Omit all pictures, then retype the data exactly as given.
# Start of Entries provided
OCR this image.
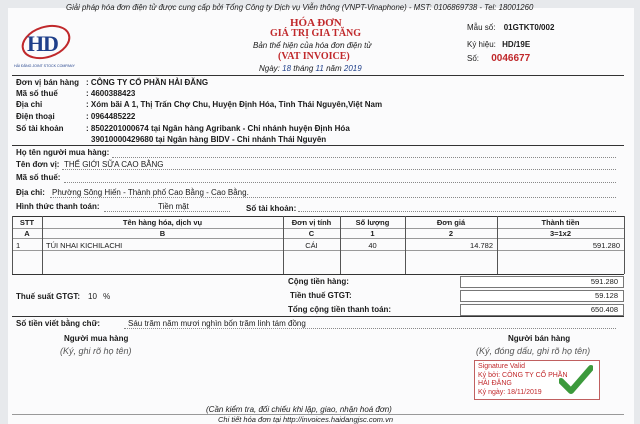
Giải pháp hóa đơn điện tử được cung cấp bởi Tổng Công ty Dịch vụ Viễn thông (VNPT-Vinaphone) - MST: 0106869738 - Tel: 18001260
H
D
HẢI ĐĂNG JOINT STOCK COMPANY
HÓA ĐƠN
GIÁ TRỊ GIA TĂNG
Bản thể hiện của hóa đơn điện tử
(VAT INVOICE)
Ngày: 18 tháng 11 năm 2019
Mẫu số: 01GTKT0/002
Ký hiệu: HD/19E
Số: 0046677
Đơn vị bán hàng : CÔNG TY CỔ PHẦN HẢI ĐĂNG
Mã số thuế	: 4600388423
Địa chỉ	: Xóm bãi A 1, Thị Trấn Chợ Chu, Huyện Định Hóa, Tỉnh Thái Nguyên,Việt Nam
Điện thoại	: 0964485222
Số tài khoản	: 8502201000674 tại Ngân hàng Agribank - Chi nhánh huyện Định Hóa
39010000429680 tại Ngân hàng BIDV - Chi nhánh Thái Nguyên
Họ tên người mua hàng:
Tên đơn vị: THẾ GIỚI SỮA CAO BẰNG
Mã số thuế:
Địa chỉ: Phường Sông Hiến - Thành phố Cao Bằng - Cao Bằng.
Hình thức thanh toán:	Tiền mặt	Số tài khoản:
STT	Tên hàng hóa, dịch vụ	Đơn vị tính	Số lượng	Đơn giá	Thành tiền
A	B	C	1	2	3=1x2
1	TÚI NHAI KICHILACHI	CÁI	40	14.782	591.280
Cộng tiền hàng:	591.280
Thuế suất GTGT: 10 %	Tiền thuế GTGT:	59.128
Tổng cộng tiền thanh toán:	650.408
Số tiền viết bằng chữ:	Sáu trăm năm mươi nghìn bốn trăm linh tám đồng
Người mua hàng
(Ký, ghi rõ họ tên)
Người bán hàng
(Ký, đóng dấu, ghi rõ họ tên)
Signature Valid
Ký bởi: CÔNG TY CỔ PHẦN HẢI ĐĂNG
Ký ngày: 18/11/2019
(Cần kiểm tra, đối chiếu khi lập, giao, nhận hoá đơn)
Chi tiết hóa đơn tại http://invoices.haidangjsc.com.vn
# End of Entries provided
> Answer for the task:
OCR this image.
Giải pháp hóa đơn điện tử được cung cấp bởi Tổng Công ty Dịch vụ Viễn thông (VNPT-Vinaphone) - MST: 0106869738 - Tel: 18001260
H
D
HẢI ĐĂNG JOINT STOCK COMPANY
HÓA ĐƠN
GIÁ TRỊ GIA TĂNG
Bản thể hiện của hóa đơn điện tử
(VAT INVOICE)
Ngày: 18 tháng 11 năm 2019
Mẫu số: 01GTKT0/002
Ký hiệu: HD/19E
Số: 0046677
Đơn vị bán hàng : CÔNG TY CỔ PHẦN HẢI ĐĂNG
Mã số thuế	: 4600388423
Địa chỉ	: Xóm bãi A 1, Thị Trấn Chợ Chu, Huyện Định Hóa, Tỉnh Thái Nguyên,Việt Nam
Điện thoại	: 0964485222
Số tài khoản	: 8502201000674 tại Ngân hàng Agribank - Chi nhánh huyện Định Hóa
39010000429680 tại Ngân hàng BIDV - Chi nhánh Thái Nguyên
Họ tên người mua hàng:
Tên đơn vị: THẾ GIỚI SỮA CAO BẰNG
Mã số thuế:
Địa chỉ: Phường Sông Hiến - Thành phố Cao Bằng - Cao Bằng.
Hình thức thanh toán:	Tiền mặt	Số tài khoản:
STT	Tên hàng hóa, dịch vụ	Đơn vị tính	Số lượng	Đơn giá	Thành tiền
A	B	C	1	2	3=1x2
1	TÚI NHAI KICHILACHI	CÁI	40	14.782	591.280
Cộng tiền hàng:	591.280
Thuế suất GTGT: 10 %	Tiền thuế GTGT:	59.128
Tổng cộng tiền thanh toán:	650.408
Số tiền viết bằng chữ:	Sáu trăm năm mươi nghìn bốn trăm linh tám đồng
Người mua hàng
(Ký, ghi rõ họ tên)
Người bán hàng
(Ký, đóng dấu, ghi rõ họ tên)
Signature Valid
Ký bởi: CÔNG TY CỔ PHẦN HẢI ĐĂNG
Ký ngày: 18/11/2019
(Cần kiểm tra, đối chiếu khi lập, giao, nhận hoá đơn)
Chi tiết hóa đơn tại http://invoices.haidangjsc.com.vn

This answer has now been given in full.